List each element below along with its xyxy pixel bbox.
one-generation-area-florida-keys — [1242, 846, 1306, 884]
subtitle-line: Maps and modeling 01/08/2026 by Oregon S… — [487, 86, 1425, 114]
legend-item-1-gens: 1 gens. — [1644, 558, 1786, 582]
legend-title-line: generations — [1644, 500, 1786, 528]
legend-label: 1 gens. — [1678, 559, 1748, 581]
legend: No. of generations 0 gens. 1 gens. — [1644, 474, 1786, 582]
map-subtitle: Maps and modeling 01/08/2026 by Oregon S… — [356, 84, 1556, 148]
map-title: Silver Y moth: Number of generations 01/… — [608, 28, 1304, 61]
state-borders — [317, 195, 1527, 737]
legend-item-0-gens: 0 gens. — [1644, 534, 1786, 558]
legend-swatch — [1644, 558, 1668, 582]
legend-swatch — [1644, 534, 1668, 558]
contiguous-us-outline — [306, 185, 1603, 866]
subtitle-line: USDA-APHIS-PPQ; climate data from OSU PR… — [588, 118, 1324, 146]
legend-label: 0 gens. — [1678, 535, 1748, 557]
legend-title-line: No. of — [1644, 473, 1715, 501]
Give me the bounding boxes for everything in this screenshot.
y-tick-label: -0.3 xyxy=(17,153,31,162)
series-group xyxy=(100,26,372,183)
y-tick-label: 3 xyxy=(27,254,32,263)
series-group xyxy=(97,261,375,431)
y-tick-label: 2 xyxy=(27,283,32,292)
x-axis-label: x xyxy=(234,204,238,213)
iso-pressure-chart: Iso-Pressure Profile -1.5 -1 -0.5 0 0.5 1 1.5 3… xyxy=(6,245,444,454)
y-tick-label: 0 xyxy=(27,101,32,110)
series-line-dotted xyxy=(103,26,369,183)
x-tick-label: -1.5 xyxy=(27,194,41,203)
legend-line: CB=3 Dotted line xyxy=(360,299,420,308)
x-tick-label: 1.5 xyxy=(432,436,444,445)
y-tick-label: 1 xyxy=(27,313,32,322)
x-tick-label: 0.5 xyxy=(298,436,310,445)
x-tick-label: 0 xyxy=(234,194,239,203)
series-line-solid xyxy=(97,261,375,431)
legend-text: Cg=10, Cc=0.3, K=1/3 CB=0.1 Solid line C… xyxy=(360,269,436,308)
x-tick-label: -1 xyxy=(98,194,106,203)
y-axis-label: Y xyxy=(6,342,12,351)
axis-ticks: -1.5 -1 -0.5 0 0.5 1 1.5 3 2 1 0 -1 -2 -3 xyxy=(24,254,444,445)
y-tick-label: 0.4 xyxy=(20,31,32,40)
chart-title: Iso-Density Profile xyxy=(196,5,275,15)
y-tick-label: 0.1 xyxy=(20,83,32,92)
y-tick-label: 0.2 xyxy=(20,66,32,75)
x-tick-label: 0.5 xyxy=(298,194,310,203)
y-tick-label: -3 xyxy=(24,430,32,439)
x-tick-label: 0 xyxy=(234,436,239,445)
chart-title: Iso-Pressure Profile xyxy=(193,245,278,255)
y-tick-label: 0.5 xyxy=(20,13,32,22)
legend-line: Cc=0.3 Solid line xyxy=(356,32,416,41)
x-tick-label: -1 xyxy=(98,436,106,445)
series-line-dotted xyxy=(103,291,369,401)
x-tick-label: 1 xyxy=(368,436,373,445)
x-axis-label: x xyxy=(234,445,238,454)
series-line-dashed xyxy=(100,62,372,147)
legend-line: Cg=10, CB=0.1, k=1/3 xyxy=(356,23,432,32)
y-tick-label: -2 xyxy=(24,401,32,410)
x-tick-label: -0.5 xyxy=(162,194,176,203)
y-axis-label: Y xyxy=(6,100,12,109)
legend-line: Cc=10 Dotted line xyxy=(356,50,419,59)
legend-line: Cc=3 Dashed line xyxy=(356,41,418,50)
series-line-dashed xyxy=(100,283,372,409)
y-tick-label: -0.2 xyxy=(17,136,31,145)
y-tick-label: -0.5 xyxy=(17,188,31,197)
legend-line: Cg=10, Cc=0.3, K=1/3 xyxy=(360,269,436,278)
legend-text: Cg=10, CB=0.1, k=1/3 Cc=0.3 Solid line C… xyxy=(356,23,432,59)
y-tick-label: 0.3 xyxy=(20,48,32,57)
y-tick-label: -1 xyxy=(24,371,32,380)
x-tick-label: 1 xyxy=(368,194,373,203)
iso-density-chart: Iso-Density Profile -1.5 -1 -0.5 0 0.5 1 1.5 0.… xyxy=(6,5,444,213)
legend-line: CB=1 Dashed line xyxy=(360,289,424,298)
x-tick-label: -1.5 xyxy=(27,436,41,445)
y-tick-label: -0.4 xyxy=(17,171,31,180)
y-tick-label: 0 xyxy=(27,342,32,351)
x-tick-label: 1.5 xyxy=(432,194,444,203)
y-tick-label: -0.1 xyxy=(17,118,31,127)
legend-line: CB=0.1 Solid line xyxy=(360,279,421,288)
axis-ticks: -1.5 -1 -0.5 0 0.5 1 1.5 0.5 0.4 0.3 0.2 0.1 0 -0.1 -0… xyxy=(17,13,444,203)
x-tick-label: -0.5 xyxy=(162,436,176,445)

———

→ BRIEF
Update these lines so that every "Iso-Pressure Profile" reads "Pressure Profile" instead, leaving everything else as it is.

→ SOLUTION TO THIS TASK
List each element below along with its xyxy pixel bbox.
one-generation-area-florida-keys — [1242, 846, 1306, 884]
subtitle-line: Maps and modeling 01/08/2026 by Oregon S… — [487, 86, 1425, 114]
legend-item-1-gens: 1 gens. — [1644, 558, 1786, 582]
legend-title-line: generations — [1644, 500, 1786, 528]
legend-label: 1 gens. — [1678, 559, 1748, 581]
legend: No. of generations 0 gens. 1 gens. — [1644, 474, 1786, 582]
map-subtitle: Maps and modeling 01/08/2026 by Oregon S… — [356, 84, 1556, 148]
map-title: Silver Y moth: Number of generations 01/… — [608, 28, 1304, 61]
state-borders — [317, 195, 1527, 737]
legend-item-0-gens: 0 gens. — [1644, 534, 1786, 558]
legend-swatch — [1644, 558, 1668, 582]
legend-swatch — [1644, 534, 1668, 558]
contiguous-us-outline — [306, 185, 1603, 866]
subtitle-line: USDA-APHIS-PPQ; climate data from OSU PR… — [588, 118, 1324, 146]
legend-label: 0 gens. — [1678, 535, 1748, 557]
legend-title-line: No. of — [1644, 473, 1715, 501]
Give me the bounding boxes for everything in this screenshot.
y-tick-label: -0.3 xyxy=(17,153,31,162)
series-group xyxy=(100,26,372,183)
y-tick-label: 3 xyxy=(27,254,32,263)
series-group xyxy=(97,261,375,431)
y-tick-label: 2 xyxy=(27,283,32,292)
x-axis-label: x xyxy=(234,204,238,213)
iso-pressure-chart: Pressure Profile -1.5 -1 -0.5 0 0.5 1 1.5 3… xyxy=(6,245,444,454)
y-tick-label: 0 xyxy=(27,101,32,110)
series-line-dotted xyxy=(103,26,369,183)
x-tick-label: -1.5 xyxy=(27,194,41,203)
legend-line: CB=3 Dotted line xyxy=(360,299,420,308)
x-tick-label: 1.5 xyxy=(432,436,444,445)
y-tick-label: 1 xyxy=(27,313,32,322)
x-tick-label: 0.5 xyxy=(298,436,310,445)
x-tick-label: 0 xyxy=(234,194,239,203)
series-line-solid xyxy=(97,261,375,431)
legend-text: Cg=10, Cc=0.3, K=1/3 CB=0.1 Solid line C… xyxy=(360,269,436,308)
x-tick-label: -1 xyxy=(98,194,106,203)
y-axis-label: Y xyxy=(6,342,12,351)
axis-ticks: -1.5 -1 -0.5 0 0.5 1 1.5 3 2 1 0 -1 -2 -3 xyxy=(24,254,444,445)
y-tick-label: 0.4 xyxy=(20,31,32,40)
chart-title: Iso-Density Profile xyxy=(196,5,275,15)
y-tick-label: 0.1 xyxy=(20,83,32,92)
y-tick-label: 0.2 xyxy=(20,66,32,75)
x-tick-label: 0.5 xyxy=(298,194,310,203)
y-tick-label: -3 xyxy=(24,430,32,439)
x-tick-label: 0 xyxy=(234,436,239,445)
chart-title: Pressure Profile xyxy=(193,245,278,255)
y-tick-label: 0.5 xyxy=(20,13,32,22)
legend-line: Cc=0.3 Solid line xyxy=(356,32,416,41)
x-tick-label: -1 xyxy=(98,436,106,445)
series-line-dotted xyxy=(103,291,369,401)
x-tick-label: 1 xyxy=(368,436,373,445)
x-axis-label: x xyxy=(234,445,238,454)
series-line-dashed xyxy=(100,62,372,147)
legend-line: Cg=10, CB=0.1, k=1/3 xyxy=(356,23,432,32)
y-tick-label: -2 xyxy=(24,401,32,410)
x-tick-label: -0.5 xyxy=(162,194,176,203)
y-axis-label: Y xyxy=(6,100,12,109)
legend-line: Cc=10 Dotted line xyxy=(356,50,419,59)
legend-line: Cc=3 Dashed line xyxy=(356,41,418,50)
series-line-dashed xyxy=(100,283,372,409)
y-tick-label: -0.2 xyxy=(17,136,31,145)
y-tick-label: -0.5 xyxy=(17,188,31,197)
legend-line: Cg=10, Cc=0.3, K=1/3 xyxy=(360,269,436,278)
legend-text: Cg=10, CB=0.1, k=1/3 Cc=0.3 Solid line C… xyxy=(356,23,432,59)
y-tick-label: 0.3 xyxy=(20,48,32,57)
y-tick-label: -1 xyxy=(24,371,32,380)
x-tick-label: 1 xyxy=(368,194,373,203)
iso-density-chart: Iso-Density Profile -1.5 -1 -0.5 0 0.5 1 1.5 0.… xyxy=(6,5,444,213)
legend-line: CB=1 Dashed line xyxy=(360,289,424,298)
x-tick-label: -1.5 xyxy=(27,436,41,445)
y-tick-label: -0.4 xyxy=(17,171,31,180)
y-tick-label: 0 xyxy=(27,342,32,351)
x-tick-label: 1.5 xyxy=(432,194,444,203)
y-tick-label: -0.1 xyxy=(17,118,31,127)
legend-line: CB=0.1 Solid line xyxy=(360,279,421,288)
axis-ticks: -1.5 -1 -0.5 0 0.5 1 1.5 0.5 0.4 0.3 0.2 0.1 0 -0.1 -0… xyxy=(17,13,444,203)
x-tick-label: -0.5 xyxy=(162,436,176,445)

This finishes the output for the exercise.